Extract each record and reproduce it exactly.

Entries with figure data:
**********

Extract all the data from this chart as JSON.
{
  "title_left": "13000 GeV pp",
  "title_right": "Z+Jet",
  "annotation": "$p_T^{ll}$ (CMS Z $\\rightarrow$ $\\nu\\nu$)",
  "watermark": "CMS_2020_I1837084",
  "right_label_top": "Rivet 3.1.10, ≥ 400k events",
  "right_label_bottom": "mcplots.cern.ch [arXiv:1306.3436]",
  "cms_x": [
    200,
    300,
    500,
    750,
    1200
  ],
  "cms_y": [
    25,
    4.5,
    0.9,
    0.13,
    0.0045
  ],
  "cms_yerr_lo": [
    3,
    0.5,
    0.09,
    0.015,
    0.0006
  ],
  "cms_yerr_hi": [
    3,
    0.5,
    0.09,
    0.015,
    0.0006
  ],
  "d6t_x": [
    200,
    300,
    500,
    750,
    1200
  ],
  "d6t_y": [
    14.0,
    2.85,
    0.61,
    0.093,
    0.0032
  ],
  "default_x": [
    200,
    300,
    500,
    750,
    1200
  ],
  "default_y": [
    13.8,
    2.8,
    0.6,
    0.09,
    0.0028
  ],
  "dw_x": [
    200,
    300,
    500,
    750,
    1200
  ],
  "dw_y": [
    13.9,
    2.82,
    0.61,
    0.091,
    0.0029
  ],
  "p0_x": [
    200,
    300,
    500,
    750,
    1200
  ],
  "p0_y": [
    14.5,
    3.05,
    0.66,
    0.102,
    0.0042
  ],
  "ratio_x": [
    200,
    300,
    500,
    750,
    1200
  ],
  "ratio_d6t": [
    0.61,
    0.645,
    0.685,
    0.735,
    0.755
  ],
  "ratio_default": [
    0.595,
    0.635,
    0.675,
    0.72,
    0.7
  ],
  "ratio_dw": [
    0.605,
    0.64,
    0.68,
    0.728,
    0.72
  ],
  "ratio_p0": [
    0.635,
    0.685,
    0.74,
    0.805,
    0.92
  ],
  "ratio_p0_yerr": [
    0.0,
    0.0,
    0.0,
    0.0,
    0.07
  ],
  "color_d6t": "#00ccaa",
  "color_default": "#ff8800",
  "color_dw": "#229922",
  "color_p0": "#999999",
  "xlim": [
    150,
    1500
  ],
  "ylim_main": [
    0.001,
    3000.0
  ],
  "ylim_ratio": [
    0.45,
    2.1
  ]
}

**********

_RESULT FOR THIS EXERCISE_.
Extract all the data from this chart as JSON.
{
  "title_left": "13000 GeV pp",
  "title_right": "Z+Jet",
  "annotation": "$p_T^{ll}$ (CMS Z $\\rightarrow$ $\\nu\\nu$)",
  "watermark": "CMS_2020_I1837084",
  "right_label_top": "Rivet 3.1.10, ≥ 400k events",
  "right_label_bottom": "mcplots.cern.ch [arXiv:1306.3436]",
  "cms_x": [
    200,
    300,
    500,
    750,
    1200
  ],
  "cms_y": [
    25,
    4.5,
    0.9,
    0.13,
    0.0045
  ],
  "cms_yerr_lo": [
    3,
    0.5,
    0.09,
    0.015,
    0.0006
  ],
  "cms_yerr_hi": [
    3,
    0.5,
    0.09,
    0.015,
    0.0006
  ],
  "d6t_x": [
    200,
    300,
    500,
    750,
    1200
  ],
  "d6t_y": [
    14.0,
    2.85,
    0.61,
    0.093,
    0.0032
  ],
  "default_x": [
    200,
    300,
    500,
    750,
    1200
  ],
  "default_y": [
    13.8,
    2.8,
    0.6,
    0.09,
    0.0028
  ],
  "dw_x": [
    200,
    300,
    500,
    750,
    1200
  ],
  "dw_y": [
    13.9,
    2.82,
    0.61,
    0.091,
    0.0029
  ],
  "p0_x": [
    200,
    300,
    500,
    750,
    1200
  ],
  "p0_y": [
    14.5,
    3.05,
    0.66,
    0.102,
    0.0042
  ],
  "ratio_x": [
    200,
    300,
    500,
    750,
    1200
  ],
  "ratio_d6t": [
    0.61,
    0.645,
    0.685,
    0.735,
    0.755
  ],
  "ratio_default": [
    0.595,
    0.635,
    0.675,
    0.72,
    0.7
  ],
  "ratio_dw": [
    0.605,
    0.64,
    0.68,
    0.728,
    0.72
  ],
  "ratio_p0": [
    0.635,
    0.685,
    0.74,
    0.805,
    0.92
  ],
  "ratio_p0_yerr": [
    0.0,
    0.0,
    0.0,
    0.0,
    0.07
  ],
  "color_d6t": "#00ccaa",
  "color_default": "#ff8800",
  "color_dw": "#229922",
  "color_p0": "#999999",
  "xlim": [
    150,
    1500
  ],
  "ylim_main": [
    0.001,
    3000.0
  ],
  "ylim_ratio": [
    0.45,
    2.1
  ]
}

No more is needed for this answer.